* EXERCISE PROMPT
From the listing below, extract each line containing the string "활동이다".

* ENTRIES SHOWN
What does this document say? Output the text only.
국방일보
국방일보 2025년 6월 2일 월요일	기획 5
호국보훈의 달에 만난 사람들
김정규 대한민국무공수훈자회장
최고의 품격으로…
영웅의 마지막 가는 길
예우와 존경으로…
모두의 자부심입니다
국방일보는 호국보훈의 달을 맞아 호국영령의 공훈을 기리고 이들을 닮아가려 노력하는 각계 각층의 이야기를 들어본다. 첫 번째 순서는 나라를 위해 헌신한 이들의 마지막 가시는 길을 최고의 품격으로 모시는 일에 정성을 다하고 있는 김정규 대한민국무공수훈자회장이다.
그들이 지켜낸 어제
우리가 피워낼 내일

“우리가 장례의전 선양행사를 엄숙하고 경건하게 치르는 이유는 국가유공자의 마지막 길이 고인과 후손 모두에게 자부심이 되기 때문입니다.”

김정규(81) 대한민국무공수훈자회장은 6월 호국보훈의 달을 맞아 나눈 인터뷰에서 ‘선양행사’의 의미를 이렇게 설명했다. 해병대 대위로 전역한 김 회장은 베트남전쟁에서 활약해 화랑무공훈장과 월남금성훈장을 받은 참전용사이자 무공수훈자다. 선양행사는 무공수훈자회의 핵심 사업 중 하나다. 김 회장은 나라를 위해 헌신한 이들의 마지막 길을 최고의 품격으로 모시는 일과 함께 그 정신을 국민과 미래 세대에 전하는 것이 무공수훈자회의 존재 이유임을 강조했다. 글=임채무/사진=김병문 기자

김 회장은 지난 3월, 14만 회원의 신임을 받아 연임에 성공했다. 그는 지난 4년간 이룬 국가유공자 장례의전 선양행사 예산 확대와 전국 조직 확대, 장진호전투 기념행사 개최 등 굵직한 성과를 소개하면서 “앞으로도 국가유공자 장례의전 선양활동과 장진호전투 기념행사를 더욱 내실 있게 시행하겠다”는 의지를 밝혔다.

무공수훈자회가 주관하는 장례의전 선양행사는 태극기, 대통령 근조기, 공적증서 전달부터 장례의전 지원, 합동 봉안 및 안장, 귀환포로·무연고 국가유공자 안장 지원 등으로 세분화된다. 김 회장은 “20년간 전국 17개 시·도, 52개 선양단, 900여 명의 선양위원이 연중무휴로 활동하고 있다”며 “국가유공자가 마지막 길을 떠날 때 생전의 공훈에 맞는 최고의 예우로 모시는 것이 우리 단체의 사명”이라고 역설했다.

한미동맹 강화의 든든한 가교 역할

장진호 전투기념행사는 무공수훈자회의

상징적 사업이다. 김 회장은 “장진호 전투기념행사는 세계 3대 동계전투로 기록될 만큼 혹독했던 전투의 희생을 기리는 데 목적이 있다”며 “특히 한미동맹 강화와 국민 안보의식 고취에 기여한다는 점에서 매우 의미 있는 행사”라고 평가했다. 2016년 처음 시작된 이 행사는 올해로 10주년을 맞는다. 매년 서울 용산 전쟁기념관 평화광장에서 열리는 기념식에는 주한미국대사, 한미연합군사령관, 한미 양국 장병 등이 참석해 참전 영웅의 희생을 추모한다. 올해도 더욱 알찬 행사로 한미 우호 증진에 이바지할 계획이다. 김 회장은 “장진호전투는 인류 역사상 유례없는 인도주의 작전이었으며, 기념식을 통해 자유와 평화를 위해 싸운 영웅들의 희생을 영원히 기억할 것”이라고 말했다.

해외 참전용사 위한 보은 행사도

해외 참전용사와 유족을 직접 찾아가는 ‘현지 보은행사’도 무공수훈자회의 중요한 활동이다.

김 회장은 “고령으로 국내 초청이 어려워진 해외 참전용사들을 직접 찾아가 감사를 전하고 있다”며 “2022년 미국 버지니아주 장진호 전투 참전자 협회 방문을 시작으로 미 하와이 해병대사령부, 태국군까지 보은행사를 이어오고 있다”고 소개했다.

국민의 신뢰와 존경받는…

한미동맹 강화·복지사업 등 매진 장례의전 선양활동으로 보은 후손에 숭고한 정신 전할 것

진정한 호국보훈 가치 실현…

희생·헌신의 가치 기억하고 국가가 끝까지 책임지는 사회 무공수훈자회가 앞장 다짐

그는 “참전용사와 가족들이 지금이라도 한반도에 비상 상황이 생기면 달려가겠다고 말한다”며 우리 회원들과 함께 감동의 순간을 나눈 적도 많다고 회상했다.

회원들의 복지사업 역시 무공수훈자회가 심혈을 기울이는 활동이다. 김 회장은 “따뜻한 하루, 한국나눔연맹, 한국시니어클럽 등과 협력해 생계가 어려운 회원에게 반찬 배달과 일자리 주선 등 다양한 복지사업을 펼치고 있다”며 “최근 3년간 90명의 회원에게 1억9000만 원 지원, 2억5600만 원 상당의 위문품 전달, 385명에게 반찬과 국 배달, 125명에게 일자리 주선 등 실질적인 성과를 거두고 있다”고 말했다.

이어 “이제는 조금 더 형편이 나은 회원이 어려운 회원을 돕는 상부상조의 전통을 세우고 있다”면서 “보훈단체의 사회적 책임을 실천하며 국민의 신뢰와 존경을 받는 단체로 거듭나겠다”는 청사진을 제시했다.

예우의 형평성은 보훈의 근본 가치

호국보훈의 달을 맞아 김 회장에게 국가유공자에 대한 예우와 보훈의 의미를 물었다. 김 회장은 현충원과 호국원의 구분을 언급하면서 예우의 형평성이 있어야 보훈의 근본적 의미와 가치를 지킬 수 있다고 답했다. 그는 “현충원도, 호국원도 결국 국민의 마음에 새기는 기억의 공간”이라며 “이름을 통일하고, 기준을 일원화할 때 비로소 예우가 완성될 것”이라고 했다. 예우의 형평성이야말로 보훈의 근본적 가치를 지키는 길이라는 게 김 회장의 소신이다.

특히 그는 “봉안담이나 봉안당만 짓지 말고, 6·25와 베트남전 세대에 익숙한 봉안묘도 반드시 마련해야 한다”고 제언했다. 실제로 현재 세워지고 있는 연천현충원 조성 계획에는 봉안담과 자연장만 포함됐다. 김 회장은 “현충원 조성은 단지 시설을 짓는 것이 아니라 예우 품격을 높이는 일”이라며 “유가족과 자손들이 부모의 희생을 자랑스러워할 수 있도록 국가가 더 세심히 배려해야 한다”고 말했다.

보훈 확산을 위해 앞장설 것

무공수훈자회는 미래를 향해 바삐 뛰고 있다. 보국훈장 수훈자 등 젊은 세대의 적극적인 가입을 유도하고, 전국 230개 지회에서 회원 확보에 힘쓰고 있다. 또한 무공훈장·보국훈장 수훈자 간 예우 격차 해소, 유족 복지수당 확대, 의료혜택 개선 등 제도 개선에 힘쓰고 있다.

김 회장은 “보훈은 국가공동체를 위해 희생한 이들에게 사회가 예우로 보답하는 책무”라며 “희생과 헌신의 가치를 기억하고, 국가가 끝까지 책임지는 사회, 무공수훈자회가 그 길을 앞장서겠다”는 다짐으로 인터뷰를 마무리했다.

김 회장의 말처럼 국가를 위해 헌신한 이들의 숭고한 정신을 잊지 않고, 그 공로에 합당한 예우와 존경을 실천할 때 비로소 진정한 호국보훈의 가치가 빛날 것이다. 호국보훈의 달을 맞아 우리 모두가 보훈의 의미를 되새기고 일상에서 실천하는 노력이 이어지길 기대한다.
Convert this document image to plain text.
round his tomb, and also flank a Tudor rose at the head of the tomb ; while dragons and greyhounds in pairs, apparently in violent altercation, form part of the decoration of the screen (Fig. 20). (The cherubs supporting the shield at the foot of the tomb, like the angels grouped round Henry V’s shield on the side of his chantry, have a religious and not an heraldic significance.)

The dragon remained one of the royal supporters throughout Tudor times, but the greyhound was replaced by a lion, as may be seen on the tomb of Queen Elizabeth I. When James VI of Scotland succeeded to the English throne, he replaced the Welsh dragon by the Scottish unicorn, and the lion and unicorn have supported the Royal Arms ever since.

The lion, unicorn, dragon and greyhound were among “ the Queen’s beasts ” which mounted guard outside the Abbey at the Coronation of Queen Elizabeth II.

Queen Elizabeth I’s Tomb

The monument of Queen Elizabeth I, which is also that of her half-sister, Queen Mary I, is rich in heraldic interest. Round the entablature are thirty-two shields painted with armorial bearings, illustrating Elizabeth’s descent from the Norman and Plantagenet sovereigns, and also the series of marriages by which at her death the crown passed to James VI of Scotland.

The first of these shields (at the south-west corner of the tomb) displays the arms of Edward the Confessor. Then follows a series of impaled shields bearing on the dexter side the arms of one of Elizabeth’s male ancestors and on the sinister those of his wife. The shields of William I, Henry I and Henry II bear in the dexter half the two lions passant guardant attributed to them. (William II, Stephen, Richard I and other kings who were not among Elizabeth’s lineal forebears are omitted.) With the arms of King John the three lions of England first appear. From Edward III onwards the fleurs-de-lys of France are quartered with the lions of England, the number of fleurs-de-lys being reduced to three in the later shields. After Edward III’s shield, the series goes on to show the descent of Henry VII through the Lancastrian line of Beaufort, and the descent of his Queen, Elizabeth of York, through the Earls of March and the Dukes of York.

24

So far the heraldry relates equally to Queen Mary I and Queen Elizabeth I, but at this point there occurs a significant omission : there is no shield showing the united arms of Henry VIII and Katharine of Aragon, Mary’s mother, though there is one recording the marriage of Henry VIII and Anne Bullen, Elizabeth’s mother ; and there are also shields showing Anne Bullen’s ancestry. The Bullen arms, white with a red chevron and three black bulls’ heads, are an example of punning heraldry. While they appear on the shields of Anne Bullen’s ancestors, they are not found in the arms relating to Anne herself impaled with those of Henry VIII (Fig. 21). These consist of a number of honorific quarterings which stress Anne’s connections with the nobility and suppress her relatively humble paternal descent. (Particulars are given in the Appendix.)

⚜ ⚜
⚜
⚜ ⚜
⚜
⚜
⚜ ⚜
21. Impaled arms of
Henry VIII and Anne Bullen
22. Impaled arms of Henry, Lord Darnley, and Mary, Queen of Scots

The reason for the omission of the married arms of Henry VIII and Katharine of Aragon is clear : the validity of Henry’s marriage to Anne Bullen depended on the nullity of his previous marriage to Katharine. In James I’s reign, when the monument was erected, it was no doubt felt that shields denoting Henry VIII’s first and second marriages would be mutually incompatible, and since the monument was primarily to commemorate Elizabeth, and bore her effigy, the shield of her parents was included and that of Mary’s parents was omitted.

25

* RESULT OF THIS TASK
해외 참전용사와 유족을 직접 찾아가는 ‘현지 보은행사’도 무공수훈자회의 중요한 활동이다.
회원들의 복지사업 역시 무공수훈자회가 심혈을 기울이는 활동이다. 김 회장은 “따뜻한 하루, 한국나눔연맹, 한국시니어클럽 등과 협력해 생계가 어려운 회원에게 반찬 배달과 일자리 주선 등 다양한 복지사업을 펼치고 있다”며 “최근 3년간 90명의 회원에게 1억9000만 원 지원, 2억5600만 원 상당의 위문품 전달, 385명에게 반찬과 국 배달, 125명에게 일자리 주선 등 실질적인 성과를 거두고 있다”고 말했다.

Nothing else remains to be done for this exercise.